::: MATERIAL FOR THE TASK

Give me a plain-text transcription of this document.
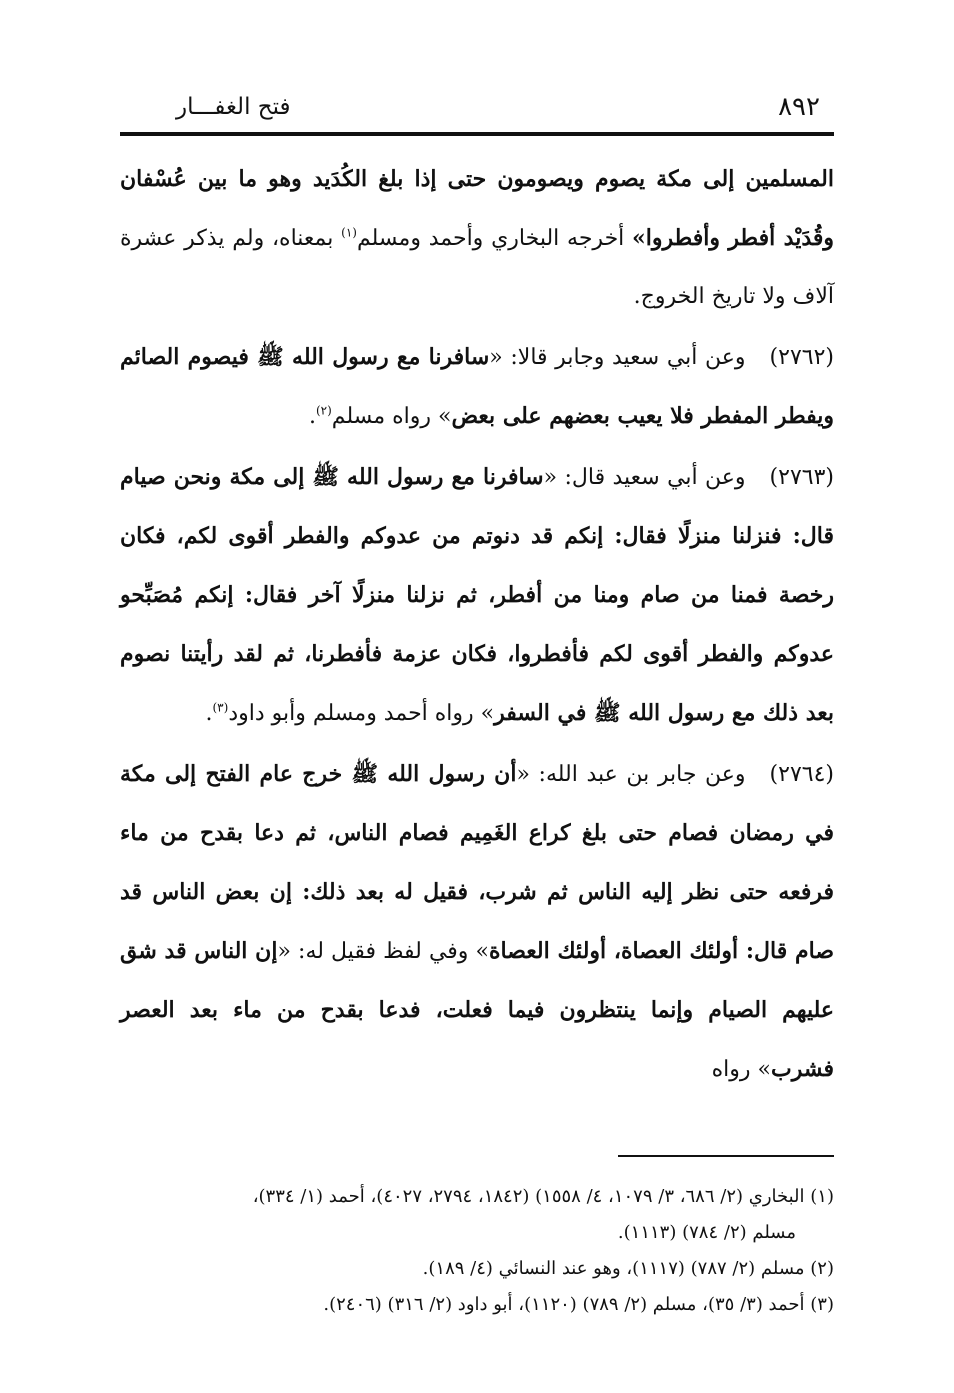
٨٩٢
فتح الغفـــار

المسلمين إلى مكة يصوم ويصومون حتى إذا بلغ الكُدَيد وهو ما بين عُسْفان وقُدَيْد أفطر وأفطروا» أخرجه البخاري وأحمد ومسلم$^{(١)}$ بمعناه، ولم يذكر عشرة آلاف ولا تاريخ الخروج.

(٢٧٦٢)وعن أبي سعيد وجابر قالا: «سافرنا مع رسول الله ﷺ فيصوم الصائم ويفطر المفطر فلا يعيب بعضهم على بعض» رواه مسلم$^{(٢)}$.

(٢٧٦٣)وعن أبي سعيد قال: «سافرنا مع رسول الله ﷺ إلى مكة ونحن صيام قال: فنزلنا منزلًا فقال: إنكم قد دنوتم من عدوكم والفطر أقوى لكم، فكان رخصة فمنا من صام ومنا من أفطر، ثم نزلنا منزلًا آخر فقال: إنكم مُصَبِّحو عدوكم والفطر أقوى لكم فأفطروا، فكان عزمة فأفطرنا، ثم لقد رأيتنا نصوم بعد ذلك مع رسول الله ﷺ في السفر» رواه أحمد ومسلم وأبو داود$^{(٣)}$.

(٢٧٦٤)وعن جابر بن عبد الله: «أن رسول الله ﷺ خرج عام الفتح إلى مكة في رمضان فصام حتى بلغ كراع الغَمِيم فصام الناس، ثم دعا بقدح من ماء فرفعه حتى نظر إليه الناس ثم شرب، فقيل له بعد ذلك: إن بعض الناس قد صام قال: أولئك العصاة، أولئك العصاة» وفي لفظ فقيل له: «إن الناس قد شق عليهم الصيام وإنما ينتظرون فيما فعلت، فدعا بقدح من ماء بعد العصر فشرب» رواه

(١) البخاري (٢/ ٦٨٦، ٣/ ١٠٧٩، ٤/ ١٥٥٨) (١٨٤٢، ٢٧٩٤، ٤٠٢٧)، أحمد (١/ ٣٣٤)،

مسلم (٢/ ٧٨٤) (١١١٣).

(٢) مسلم (٢/ ٧٨٧) (١١١٧)، وهو عند النسائي (٤/ ١٨٩).

(٣) أحمد (٣/ ٣٥)، مسلم (٢/ ٧٨٩) (١١٢٠)، أبو داود (٢/ ٣١٦) (٢٤٠٦).
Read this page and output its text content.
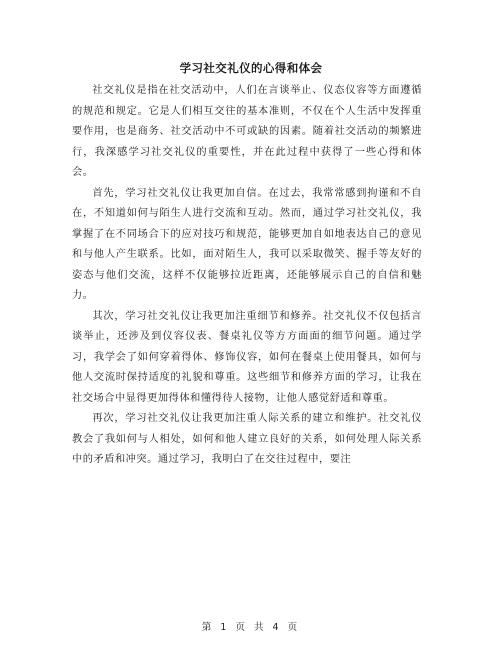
学习社交礼仪的心得和体会

社交礼仪是指在社交活动中，人们在言谈举止、仪态仪容等方面遵循的规范和规定。它是人们相互交往的基本准则，不仅在个人生活中发挥重要作用，也是商务、社交活动中不可或缺的因素。随着社交活动的频繁进行，我深感学习社交礼仪的重要性，并在此过程中获得了一些心得和体会。

首先，学习社交礼仪让我更加自信。在过去，我常常感到拘谨和不自在，不知道如何与陌生人进行交流和互动。然而，通过学习社交礼仪，我掌握了在不同场合下的应对技巧和规范，能够更加自如地表达自己的意见和与他人产生联系。比如，面对陌生人，我可以采取微笑、握手等友好的姿态与他们交流，这样不仅能够拉近距离，还能够展示自己的自信和魅力。

其次，学习社交礼仪让我更加注重细节和修养。社交礼仪不仅包括言谈举止，还涉及到仪容仪表、餐桌礼仪等方方面面的细节问题。通过学习，我学会了如何穿着得体、修饰仪容，如何在餐桌上使用餐具，如何与他人交流时保持适度的礼貌和尊重。这些细节和修养方面的学习，让我在社交场合中显得更加得体和懂得待人接物，让他人感觉舒适和尊重。

再次，学习社交礼仪让我更加注重人际关系的建立和维护。社交礼仪教会了我如何与人相处，如何和他人建立良好的关系，如何处理人际关系中的矛盾和冲突。通过学习，我明白了在交往过程中，要注

第 1 页 共 4 页
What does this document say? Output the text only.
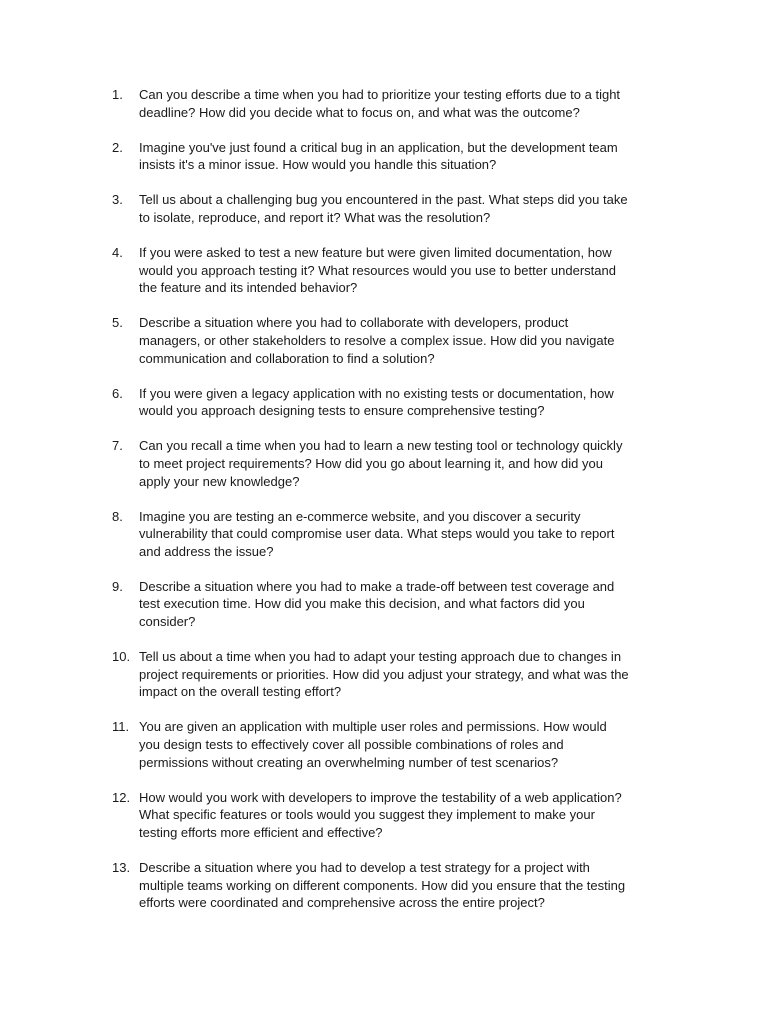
1.	Can you describe a time when you had to prioritize your testing efforts due to a tight
deadline? How did you decide what to focus on, and what was the outcome?
2.	Imagine you've just found a critical bug in an application, but the development team
insists it's a minor issue. How would you handle this situation?
3.	Tell us about a challenging bug you encountered in the past. What steps did you take
to isolate, reproduce, and report it? What was the resolution?
4.	If you were asked to test a new feature but were given limited documentation, how
would you approach testing it? What resources would you use to better understand
the feature and its intended behavior?
5.	Describe a situation where you had to collaborate with developers, product
managers, or other stakeholders to resolve a complex issue. How did you navigate
communication and collaboration to find a solution?
6.	If you were given a legacy application with no existing tests or documentation, how
would you approach designing tests to ensure comprehensive testing?
7.	Can you recall a time when you had to learn a new testing tool or technology quickly
to meet project requirements? How did you go about learning it, and how did you
apply your new knowledge?
8.	Imagine you are testing an e-commerce website, and you discover a security
vulnerability that could compromise user data. What steps would you take to report
and address the issue?
9.	Describe a situation where you had to make a trade-off between test coverage and
test execution time. How did you make this decision, and what factors did you
consider?
10. Tell us about a time when you had to adapt your testing approach due to changes in
project requirements or priorities. How did you adjust your strategy, and what was the
impact on the overall testing effort?
11. You are given an application with multiple user roles and permissions. How would
you design tests to effectively cover all possible combinations of roles and
permissions without creating an overwhelming number of test scenarios?
12. How would you work with developers to improve the testability of a web application?
What specific features or tools would you suggest they implement to make your
testing efforts more efficient and effective?
13. Describe a situation where you had to develop a test strategy for a project with
multiple teams working on different components. How did you ensure that the testing
efforts were coordinated and comprehensive across the entire project?
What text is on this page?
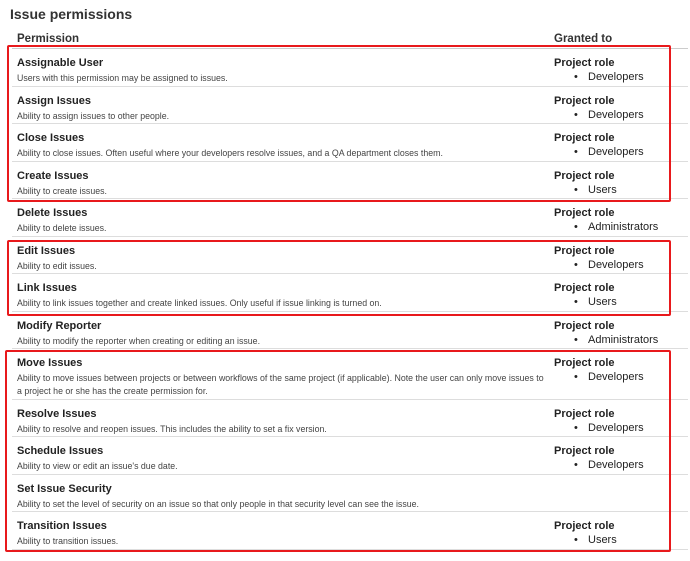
Issue permissions
Permission	Granted to
Assignable User
Users with this permission may be assigned to issues.
Project role
• Developers
Assign Issues
Ability to assign issues to other people.
Project role
• Developers
Close Issues
Ability to close issues. Often useful where your developers resolve issues, and a QA department closes them.
Project role
• Developers
Create Issues
Ability to create issues.
Project role
• Users
Delete Issues
Ability to delete issues.
Project role
• Administrators
Edit Issues
Ability to edit issues.
Project role
• Developers
Link Issues
Ability to link issues together and create linked issues. Only useful if issue linking is turned on.
Project role
• Users
Modify Reporter
Ability to modify the reporter when creating or editing an issue.
Project role
• Administrators
Move Issues
Ability to move issues between projects or between workflows of the same project (if applicable). Note the user can only move issues to a project he or she has the create permission for.
Project role
• Developers
Resolve Issues
Ability to resolve and reopen issues. This includes the ability to set a fix version.
Project role
• Developers
Schedule Issues
Ability to view or edit an issue's due date.
Project role
• Developers
Set Issue Security
Ability to set the level of security on an issue so that only people in that security level can see the issue.
Transition Issues
Ability to transition issues.
Project role
• Users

::::::

SET PROBLEM :: Find each line holding the string "useful" and copy it out.

TASK SOLUTION ::
Ability to close issues. Often useful where your developers resolve issues, and a QA department closes them.
Ability to link issues together and create linked issues. Only useful if issue linking is turned on.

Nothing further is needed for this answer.